**Direction**
Retype the whole listing verbatim and keep the pictures out of it.

**Available records**
-- START --

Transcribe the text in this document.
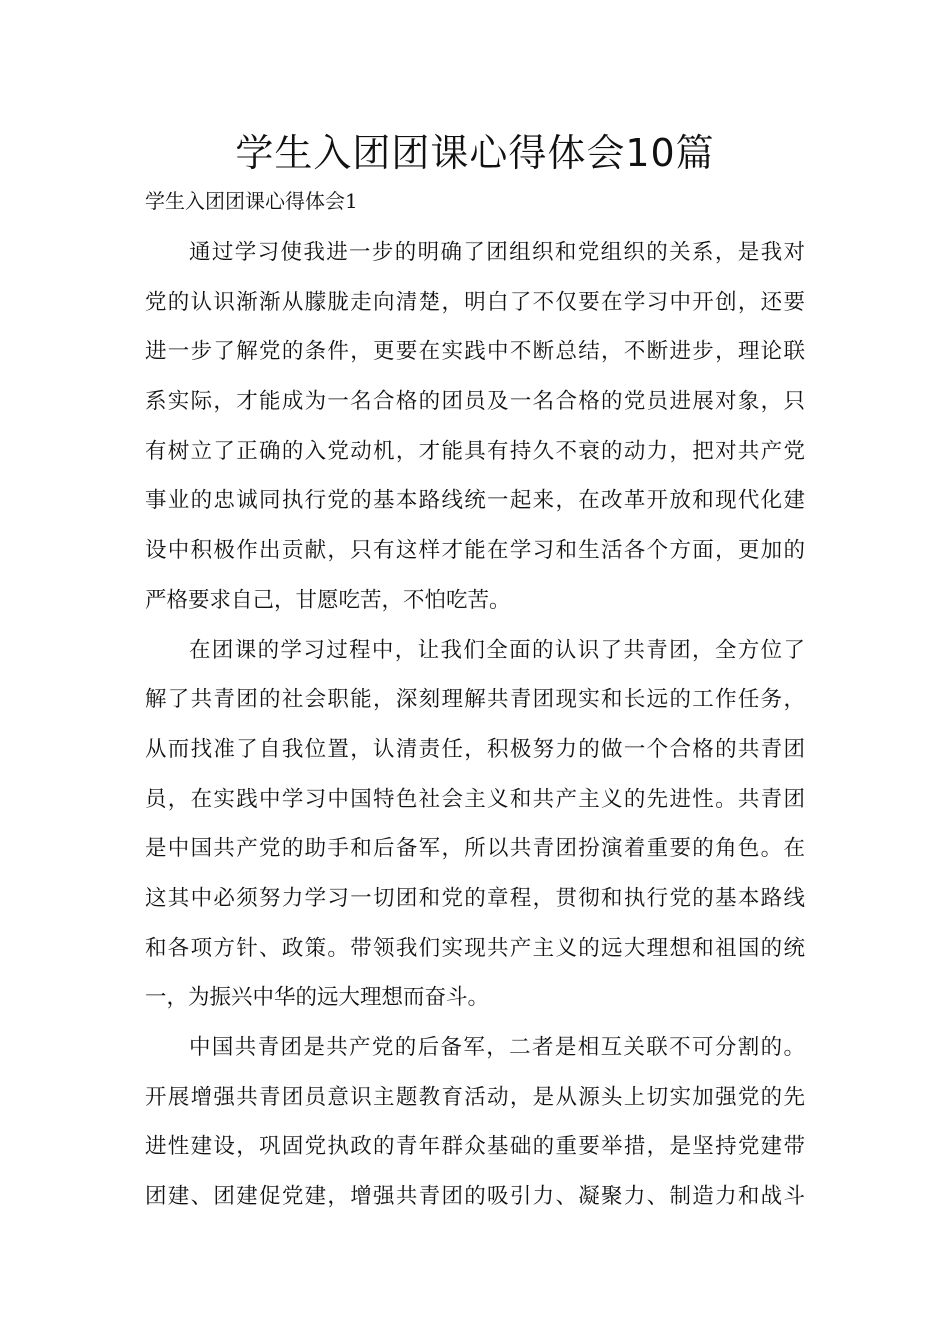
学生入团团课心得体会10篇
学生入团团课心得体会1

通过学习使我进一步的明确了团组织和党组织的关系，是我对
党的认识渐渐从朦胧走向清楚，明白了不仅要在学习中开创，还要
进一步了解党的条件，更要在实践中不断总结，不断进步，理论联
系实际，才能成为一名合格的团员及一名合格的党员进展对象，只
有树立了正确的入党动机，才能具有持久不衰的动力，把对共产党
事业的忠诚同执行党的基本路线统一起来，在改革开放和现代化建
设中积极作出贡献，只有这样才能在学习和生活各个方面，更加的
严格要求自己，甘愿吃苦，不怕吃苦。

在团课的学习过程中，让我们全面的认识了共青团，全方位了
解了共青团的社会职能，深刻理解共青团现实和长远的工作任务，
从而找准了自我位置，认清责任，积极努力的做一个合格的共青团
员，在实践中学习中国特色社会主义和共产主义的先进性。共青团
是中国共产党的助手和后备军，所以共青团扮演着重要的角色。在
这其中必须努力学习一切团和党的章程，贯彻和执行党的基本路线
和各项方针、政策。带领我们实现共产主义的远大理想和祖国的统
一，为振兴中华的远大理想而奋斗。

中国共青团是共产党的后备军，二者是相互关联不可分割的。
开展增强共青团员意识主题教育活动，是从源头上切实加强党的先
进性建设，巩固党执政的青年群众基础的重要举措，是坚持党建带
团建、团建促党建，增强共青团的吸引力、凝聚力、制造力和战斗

-- END --

**The result**
Transcribe the text in this document.
学生入团团课心得体会10篇
学生入团团课心得体会1

通过学习使我进一步的明确了团组织和党组织的关系，是我对
党的认识渐渐从朦胧走向清楚，明白了不仅要在学习中开创，还要
进一步了解党的条件，更要在实践中不断总结，不断进步，理论联
系实际，才能成为一名合格的团员及一名合格的党员进展对象，只
有树立了正确的入党动机，才能具有持久不衰的动力，把对共产党
事业的忠诚同执行党的基本路线统一起来，在改革开放和现代化建
设中积极作出贡献，只有这样才能在学习和生活各个方面，更加的
严格要求自己，甘愿吃苦，不怕吃苦。

在团课的学习过程中，让我们全面的认识了共青团，全方位了
解了共青团的社会职能，深刻理解共青团现实和长远的工作任务，
从而找准了自我位置，认清责任，积极努力的做一个合格的共青团
员，在实践中学习中国特色社会主义和共产主义的先进性。共青团
是中国共产党的助手和后备军，所以共青团扮演着重要的角色。在
这其中必须努力学习一切团和党的章程，贯彻和执行党的基本路线
和各项方针、政策。带领我们实现共产主义的远大理想和祖国的统
一，为振兴中华的远大理想而奋斗。

中国共青团是共产党的后备军，二者是相互关联不可分割的。
开展增强共青团员意识主题教育活动，是从源头上切实加强党的先
进性建设，巩固党执政的青年群众基础的重要举措，是坚持党建带
团建、团建促党建，增强共青团的吸引力、凝聚力、制造力和战斗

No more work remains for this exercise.